Showing posts with label jesus. Show all posts
Showing posts with label jesus. Show all posts

Thursday, January 19, 2012

Proposal For The DeLillo Society Symposium on DeLillo


My main focus is on the character of Eric Packer who is seen a self-destructive loser who loses, gambles away, all his money in one day. I see him as realizing immediately after the conversation with Kinski in the limo, that his actions can prove her wrong. There being no outside to the demonstrators (as we are watching with OWS) they cannot accomplish any change because their opposition is necessary to the system. This is Foucault and the Foucauldian Grid of power/knowledge/capital in which all opposition is inherent in the founding Discourse. This is not to say that resistance is not necessary because it is. Very much so.

Baudrillard sees a way out in his Forget Foucault and that is to push the system to extremes (Nietzsche) and it will implode. Originally he had no hope of this until 9-11, when the hijackers in action, showed how: Giving the Gift that must be returned, the Counter-gift (not right away and it must be more so than the original gift  - "potlatch by Maas"). This is what Packer does. He pushes the global circulating currency trading market to its extremes by borrowing - on margin of course - all the yen there is that he can get his hands on. Of course all his shadows, watchers, stalkers, etc in the currency markets are following him, as he is Eric Packer. The yen is driven to its extreme high because of the tenet of the capitalistic market place of demand and price. The yen demand is so great that all other currencies collapse under its soaring price. (How many wheelbarrows of currency in Weimar Germany to buy a loaf of bread?) How many dollars to buy yen? So many the dollar becomes worthless as do all other currencies.

§ SUPPLIED MATERIAL:
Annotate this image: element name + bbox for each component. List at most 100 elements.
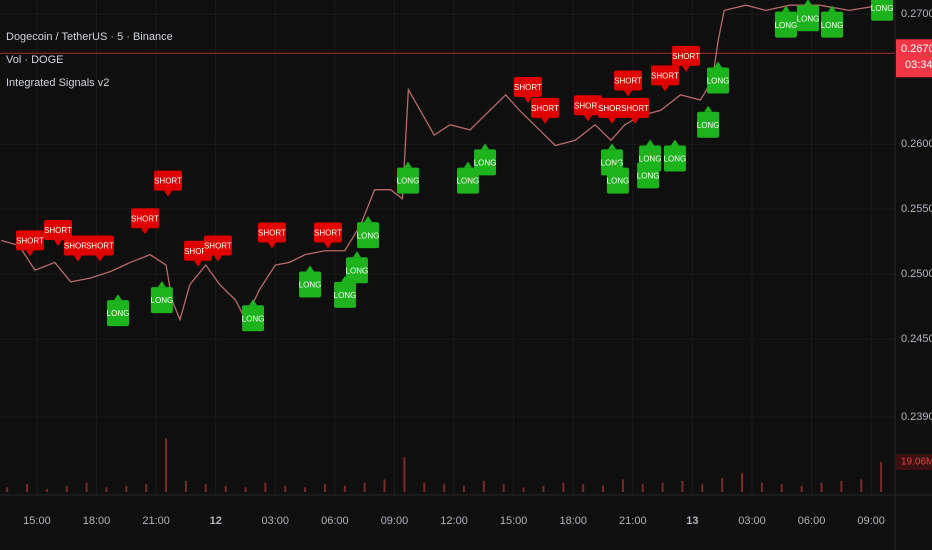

§ EXERCISE TASK 1: In the DeLillo proposal, what currency does Eric Packer borrow all he can get his hands on?
§ EXERCISE TASK 2: Transcribe the DeLillo proposal from "Thursday, January 19, 2012" to "Very much so.".

§ RIGHT ANSWER 1: The yen.

§ RIGHT ANSWER 2:
Thursday, January 19, 2012

Proposal For The DeLillo Society Symposium on DeLillo


My main focus is on the character of Eric Packer who is seen a self-destructive loser who loses, gambles away, all his money in one day. I see him as realizing immediately after the conversation with Kinski in the limo, that his actions can prove her wrong. There being no outside to the demonstrators (as we are watching with OWS) they cannot accomplish any change because their opposition is necessary to the system. This is Foucault and the Foucauldian Grid of power/knowledge/capital in which all opposition is inherent in the founding Discourse. This is not to say that resistance is not necessary because it is. Very much so.